**WHAT IS BEING ASKED:**
Report, as a bare number, how many lines of the material below contain the word "remaining".

— Start DATASET ROWS —

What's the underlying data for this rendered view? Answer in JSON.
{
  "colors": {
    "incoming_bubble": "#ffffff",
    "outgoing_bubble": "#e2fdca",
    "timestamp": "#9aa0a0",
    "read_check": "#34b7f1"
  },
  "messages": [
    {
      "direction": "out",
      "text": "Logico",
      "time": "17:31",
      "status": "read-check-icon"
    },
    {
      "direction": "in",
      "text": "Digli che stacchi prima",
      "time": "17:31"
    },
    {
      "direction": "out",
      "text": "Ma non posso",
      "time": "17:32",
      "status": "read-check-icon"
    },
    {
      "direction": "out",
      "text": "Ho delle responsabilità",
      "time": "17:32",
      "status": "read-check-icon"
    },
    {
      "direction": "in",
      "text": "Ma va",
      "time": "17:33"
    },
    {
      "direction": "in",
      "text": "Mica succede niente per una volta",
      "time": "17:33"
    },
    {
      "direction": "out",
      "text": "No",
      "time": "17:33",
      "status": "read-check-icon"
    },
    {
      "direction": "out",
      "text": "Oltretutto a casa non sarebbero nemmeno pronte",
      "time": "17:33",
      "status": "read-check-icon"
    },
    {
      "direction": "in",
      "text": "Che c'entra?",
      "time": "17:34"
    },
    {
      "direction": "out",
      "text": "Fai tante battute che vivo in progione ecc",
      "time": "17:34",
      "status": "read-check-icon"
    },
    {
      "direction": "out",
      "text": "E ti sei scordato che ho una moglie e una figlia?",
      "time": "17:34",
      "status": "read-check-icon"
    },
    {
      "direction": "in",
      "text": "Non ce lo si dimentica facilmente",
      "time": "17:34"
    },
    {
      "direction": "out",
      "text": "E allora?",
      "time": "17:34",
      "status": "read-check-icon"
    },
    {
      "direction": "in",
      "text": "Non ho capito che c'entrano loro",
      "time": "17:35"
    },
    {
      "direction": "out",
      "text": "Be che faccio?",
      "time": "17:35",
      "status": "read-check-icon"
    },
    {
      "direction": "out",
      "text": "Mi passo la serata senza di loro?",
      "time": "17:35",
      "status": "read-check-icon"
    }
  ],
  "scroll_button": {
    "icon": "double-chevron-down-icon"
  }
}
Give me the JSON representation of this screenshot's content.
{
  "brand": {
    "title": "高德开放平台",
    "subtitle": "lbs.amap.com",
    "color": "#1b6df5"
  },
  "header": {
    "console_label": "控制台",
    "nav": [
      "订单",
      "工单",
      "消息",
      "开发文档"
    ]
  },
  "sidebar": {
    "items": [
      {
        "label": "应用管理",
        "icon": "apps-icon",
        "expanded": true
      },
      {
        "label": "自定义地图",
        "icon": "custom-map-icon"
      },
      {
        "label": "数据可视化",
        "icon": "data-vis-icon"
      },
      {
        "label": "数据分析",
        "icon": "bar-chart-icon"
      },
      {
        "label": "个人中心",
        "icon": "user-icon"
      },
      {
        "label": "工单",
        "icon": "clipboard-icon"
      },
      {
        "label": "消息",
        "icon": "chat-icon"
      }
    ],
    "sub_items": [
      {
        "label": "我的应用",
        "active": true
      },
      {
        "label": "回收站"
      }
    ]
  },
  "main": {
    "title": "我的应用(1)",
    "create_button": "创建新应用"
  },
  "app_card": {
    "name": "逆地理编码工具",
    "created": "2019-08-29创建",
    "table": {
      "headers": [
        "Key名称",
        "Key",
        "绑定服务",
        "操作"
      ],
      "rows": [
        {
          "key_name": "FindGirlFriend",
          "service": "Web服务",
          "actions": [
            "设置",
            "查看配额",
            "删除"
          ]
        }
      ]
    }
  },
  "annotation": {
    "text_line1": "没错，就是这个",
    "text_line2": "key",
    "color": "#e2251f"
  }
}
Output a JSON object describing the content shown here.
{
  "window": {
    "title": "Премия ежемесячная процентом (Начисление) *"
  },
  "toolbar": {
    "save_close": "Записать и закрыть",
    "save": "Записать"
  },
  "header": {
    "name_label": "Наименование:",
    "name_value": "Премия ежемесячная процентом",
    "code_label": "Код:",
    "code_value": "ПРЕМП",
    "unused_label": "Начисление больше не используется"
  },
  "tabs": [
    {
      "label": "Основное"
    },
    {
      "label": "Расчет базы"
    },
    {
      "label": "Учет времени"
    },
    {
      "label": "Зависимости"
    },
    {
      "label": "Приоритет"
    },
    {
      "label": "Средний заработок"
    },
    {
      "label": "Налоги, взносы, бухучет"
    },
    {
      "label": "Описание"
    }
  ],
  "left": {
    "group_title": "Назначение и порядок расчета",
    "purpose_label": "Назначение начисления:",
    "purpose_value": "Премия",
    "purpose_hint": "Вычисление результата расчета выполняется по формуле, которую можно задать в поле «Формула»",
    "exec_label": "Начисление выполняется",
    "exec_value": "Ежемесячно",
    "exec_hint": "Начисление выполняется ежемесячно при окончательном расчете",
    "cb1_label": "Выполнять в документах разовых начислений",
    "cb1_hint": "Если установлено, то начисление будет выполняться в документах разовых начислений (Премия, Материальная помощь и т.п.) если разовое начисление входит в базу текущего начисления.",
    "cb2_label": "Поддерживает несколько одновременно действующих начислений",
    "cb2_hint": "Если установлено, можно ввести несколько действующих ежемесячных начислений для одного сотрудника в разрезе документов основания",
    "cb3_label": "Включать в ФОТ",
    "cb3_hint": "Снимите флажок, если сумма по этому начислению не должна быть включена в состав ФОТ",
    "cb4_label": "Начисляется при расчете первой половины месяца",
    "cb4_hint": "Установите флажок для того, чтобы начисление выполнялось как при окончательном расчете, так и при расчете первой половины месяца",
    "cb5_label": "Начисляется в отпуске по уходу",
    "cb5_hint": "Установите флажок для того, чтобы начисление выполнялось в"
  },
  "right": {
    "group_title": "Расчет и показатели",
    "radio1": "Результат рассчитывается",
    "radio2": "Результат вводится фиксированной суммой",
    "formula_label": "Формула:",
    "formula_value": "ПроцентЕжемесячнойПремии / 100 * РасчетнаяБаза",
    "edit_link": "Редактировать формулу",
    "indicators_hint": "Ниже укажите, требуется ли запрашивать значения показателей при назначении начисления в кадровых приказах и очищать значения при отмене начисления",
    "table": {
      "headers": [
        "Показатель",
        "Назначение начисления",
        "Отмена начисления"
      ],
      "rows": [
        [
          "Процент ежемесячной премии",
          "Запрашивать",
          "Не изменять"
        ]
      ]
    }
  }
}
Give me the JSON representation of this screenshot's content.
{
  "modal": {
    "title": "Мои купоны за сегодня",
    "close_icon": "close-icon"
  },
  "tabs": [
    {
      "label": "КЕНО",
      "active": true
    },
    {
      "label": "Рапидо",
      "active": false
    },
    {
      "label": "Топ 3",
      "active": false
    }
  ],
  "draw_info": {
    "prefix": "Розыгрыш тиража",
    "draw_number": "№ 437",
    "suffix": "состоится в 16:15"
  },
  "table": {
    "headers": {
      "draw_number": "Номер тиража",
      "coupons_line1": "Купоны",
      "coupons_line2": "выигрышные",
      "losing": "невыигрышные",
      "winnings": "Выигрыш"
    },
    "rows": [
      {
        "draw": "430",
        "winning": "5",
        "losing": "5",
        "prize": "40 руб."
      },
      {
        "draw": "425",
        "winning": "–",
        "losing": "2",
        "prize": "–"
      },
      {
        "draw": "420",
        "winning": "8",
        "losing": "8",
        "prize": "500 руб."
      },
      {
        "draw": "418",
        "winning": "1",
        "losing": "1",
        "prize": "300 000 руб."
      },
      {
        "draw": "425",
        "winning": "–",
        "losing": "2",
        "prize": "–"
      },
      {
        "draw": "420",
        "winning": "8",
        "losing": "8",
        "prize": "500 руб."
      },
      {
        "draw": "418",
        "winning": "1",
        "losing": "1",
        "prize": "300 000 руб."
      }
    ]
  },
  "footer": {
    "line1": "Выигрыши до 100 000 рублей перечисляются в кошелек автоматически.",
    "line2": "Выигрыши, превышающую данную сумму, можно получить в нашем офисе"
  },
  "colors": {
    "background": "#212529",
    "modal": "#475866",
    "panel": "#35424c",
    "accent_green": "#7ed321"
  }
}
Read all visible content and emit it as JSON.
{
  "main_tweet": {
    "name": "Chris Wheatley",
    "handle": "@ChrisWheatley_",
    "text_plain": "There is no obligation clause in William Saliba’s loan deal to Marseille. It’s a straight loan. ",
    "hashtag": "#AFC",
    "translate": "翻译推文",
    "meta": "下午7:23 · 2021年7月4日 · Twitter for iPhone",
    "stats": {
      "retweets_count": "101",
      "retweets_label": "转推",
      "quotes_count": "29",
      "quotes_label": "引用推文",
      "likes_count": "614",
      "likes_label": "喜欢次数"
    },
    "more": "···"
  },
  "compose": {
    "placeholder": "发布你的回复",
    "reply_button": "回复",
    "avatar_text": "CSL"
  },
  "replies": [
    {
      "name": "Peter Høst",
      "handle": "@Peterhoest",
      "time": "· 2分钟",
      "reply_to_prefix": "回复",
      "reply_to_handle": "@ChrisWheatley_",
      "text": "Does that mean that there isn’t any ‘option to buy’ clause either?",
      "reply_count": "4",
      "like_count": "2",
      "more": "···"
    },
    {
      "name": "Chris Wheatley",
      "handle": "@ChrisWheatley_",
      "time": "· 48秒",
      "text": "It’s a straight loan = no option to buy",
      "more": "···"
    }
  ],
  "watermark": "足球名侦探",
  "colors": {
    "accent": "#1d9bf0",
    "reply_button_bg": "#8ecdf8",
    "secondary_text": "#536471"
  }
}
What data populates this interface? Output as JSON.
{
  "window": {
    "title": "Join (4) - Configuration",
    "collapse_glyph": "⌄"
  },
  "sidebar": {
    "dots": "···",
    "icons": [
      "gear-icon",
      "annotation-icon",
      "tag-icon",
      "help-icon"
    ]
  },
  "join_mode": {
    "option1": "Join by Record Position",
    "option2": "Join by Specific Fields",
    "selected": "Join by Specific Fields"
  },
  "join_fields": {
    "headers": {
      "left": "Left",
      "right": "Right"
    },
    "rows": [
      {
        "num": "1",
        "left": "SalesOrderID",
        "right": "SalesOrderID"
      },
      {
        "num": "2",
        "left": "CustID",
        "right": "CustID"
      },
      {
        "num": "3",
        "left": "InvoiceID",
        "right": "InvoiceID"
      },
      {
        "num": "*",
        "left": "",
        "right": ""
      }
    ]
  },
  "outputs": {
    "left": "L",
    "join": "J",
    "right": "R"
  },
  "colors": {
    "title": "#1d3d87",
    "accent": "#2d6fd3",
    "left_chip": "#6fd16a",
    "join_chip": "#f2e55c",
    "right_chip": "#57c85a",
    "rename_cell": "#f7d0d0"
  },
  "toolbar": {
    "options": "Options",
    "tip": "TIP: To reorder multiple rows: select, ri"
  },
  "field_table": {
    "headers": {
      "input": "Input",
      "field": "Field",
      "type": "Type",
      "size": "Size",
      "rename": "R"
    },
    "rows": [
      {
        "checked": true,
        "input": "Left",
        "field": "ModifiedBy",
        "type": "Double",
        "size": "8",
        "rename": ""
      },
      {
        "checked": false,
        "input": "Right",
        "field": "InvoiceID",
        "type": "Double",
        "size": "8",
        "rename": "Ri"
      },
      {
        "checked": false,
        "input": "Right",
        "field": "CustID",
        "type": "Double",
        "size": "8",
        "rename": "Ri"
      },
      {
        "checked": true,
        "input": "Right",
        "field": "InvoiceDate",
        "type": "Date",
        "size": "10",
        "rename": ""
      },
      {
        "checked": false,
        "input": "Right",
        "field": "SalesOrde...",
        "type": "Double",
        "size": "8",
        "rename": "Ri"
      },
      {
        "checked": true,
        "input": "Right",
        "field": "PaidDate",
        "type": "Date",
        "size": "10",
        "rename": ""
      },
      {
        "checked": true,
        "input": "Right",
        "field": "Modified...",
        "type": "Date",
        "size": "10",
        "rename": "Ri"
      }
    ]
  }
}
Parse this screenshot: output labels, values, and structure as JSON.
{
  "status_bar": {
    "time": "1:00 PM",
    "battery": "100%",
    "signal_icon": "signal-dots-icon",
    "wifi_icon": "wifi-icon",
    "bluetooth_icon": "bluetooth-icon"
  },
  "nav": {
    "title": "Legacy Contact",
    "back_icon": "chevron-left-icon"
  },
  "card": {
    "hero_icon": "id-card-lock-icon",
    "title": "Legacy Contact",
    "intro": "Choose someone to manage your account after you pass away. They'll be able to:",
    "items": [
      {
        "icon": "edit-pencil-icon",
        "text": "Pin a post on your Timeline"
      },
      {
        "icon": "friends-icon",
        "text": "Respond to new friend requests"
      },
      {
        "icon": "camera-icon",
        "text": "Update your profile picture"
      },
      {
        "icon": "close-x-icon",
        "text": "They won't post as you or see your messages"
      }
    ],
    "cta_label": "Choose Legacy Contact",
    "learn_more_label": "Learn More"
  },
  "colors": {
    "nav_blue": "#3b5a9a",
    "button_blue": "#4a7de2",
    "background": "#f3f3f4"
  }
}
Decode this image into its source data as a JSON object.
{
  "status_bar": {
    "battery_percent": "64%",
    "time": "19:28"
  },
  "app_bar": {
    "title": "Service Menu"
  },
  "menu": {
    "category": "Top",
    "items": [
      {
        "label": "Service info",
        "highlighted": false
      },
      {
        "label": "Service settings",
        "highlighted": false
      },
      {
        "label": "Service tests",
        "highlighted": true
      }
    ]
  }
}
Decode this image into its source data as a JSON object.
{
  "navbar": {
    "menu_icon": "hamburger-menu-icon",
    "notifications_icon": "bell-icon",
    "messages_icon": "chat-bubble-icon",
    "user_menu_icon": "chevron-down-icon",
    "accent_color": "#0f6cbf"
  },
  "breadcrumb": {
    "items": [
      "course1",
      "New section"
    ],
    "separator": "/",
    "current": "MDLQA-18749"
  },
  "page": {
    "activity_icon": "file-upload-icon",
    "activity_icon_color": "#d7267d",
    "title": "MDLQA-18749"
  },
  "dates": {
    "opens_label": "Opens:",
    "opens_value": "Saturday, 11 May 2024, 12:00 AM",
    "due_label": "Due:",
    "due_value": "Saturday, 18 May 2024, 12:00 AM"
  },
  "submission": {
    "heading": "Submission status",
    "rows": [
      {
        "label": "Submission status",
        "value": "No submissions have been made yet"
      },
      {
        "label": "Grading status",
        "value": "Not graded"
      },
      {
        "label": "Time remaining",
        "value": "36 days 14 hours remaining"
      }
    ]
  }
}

— End DATASET ROWS —

**FINAL RESULT:**
2